Stored data
══════════

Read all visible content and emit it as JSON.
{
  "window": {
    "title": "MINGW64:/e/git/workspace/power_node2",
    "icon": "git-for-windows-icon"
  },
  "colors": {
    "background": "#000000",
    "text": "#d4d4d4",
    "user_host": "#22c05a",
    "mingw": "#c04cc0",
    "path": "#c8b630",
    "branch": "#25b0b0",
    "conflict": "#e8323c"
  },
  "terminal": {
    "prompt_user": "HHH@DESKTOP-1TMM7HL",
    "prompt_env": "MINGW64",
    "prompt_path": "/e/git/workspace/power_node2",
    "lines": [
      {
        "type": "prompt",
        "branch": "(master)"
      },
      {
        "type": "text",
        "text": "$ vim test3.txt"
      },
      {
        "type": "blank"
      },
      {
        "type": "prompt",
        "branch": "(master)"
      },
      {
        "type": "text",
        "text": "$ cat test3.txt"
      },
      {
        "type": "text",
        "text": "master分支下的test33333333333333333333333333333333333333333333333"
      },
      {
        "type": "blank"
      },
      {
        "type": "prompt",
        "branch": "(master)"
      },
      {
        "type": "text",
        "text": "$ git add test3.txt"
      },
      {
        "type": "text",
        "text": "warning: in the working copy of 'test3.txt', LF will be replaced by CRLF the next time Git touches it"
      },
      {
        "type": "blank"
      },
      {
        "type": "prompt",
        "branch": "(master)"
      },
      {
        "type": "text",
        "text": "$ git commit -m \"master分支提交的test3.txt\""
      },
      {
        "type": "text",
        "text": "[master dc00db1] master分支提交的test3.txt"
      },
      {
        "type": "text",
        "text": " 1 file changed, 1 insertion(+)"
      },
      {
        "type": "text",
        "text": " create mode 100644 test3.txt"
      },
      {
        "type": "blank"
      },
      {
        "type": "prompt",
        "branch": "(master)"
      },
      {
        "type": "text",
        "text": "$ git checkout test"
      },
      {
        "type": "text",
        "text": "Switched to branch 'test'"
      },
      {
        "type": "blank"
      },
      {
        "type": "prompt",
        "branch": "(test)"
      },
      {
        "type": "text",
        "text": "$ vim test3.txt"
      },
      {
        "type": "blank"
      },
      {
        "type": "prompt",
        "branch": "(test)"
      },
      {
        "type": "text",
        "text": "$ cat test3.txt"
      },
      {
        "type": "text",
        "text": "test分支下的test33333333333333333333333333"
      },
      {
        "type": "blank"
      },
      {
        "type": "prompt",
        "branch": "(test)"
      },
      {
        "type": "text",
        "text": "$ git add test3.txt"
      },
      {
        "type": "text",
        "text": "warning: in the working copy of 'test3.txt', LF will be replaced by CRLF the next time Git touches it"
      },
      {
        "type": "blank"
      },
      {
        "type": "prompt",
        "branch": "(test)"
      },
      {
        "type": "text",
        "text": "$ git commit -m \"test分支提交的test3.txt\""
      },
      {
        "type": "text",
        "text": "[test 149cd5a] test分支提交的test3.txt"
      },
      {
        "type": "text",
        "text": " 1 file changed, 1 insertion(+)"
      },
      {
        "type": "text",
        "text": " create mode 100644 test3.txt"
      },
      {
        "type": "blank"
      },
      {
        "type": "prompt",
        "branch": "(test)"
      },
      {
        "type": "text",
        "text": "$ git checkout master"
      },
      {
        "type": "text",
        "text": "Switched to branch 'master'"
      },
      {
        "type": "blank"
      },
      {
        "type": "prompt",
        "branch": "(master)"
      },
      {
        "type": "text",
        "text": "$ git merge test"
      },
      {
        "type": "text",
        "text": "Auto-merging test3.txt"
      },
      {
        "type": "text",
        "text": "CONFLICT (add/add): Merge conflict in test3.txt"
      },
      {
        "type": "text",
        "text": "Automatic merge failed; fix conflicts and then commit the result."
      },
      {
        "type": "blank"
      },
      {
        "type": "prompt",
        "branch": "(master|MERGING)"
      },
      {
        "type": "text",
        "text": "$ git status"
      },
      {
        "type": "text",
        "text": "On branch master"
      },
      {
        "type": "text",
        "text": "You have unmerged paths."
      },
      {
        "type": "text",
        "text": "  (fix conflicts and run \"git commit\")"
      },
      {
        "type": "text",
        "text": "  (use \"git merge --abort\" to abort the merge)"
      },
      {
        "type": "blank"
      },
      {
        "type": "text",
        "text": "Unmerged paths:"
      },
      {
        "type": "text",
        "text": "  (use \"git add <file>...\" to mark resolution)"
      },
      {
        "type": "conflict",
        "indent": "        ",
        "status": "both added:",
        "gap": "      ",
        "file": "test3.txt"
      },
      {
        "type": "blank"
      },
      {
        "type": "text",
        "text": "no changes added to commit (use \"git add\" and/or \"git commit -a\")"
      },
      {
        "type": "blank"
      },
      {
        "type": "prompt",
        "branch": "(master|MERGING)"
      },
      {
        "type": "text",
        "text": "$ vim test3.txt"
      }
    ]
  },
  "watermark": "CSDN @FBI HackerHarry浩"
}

══════════

#### Description of the task:
Report how many lines above hold the string "file", giving nothing but the number.

#### Solution to the exercise:
4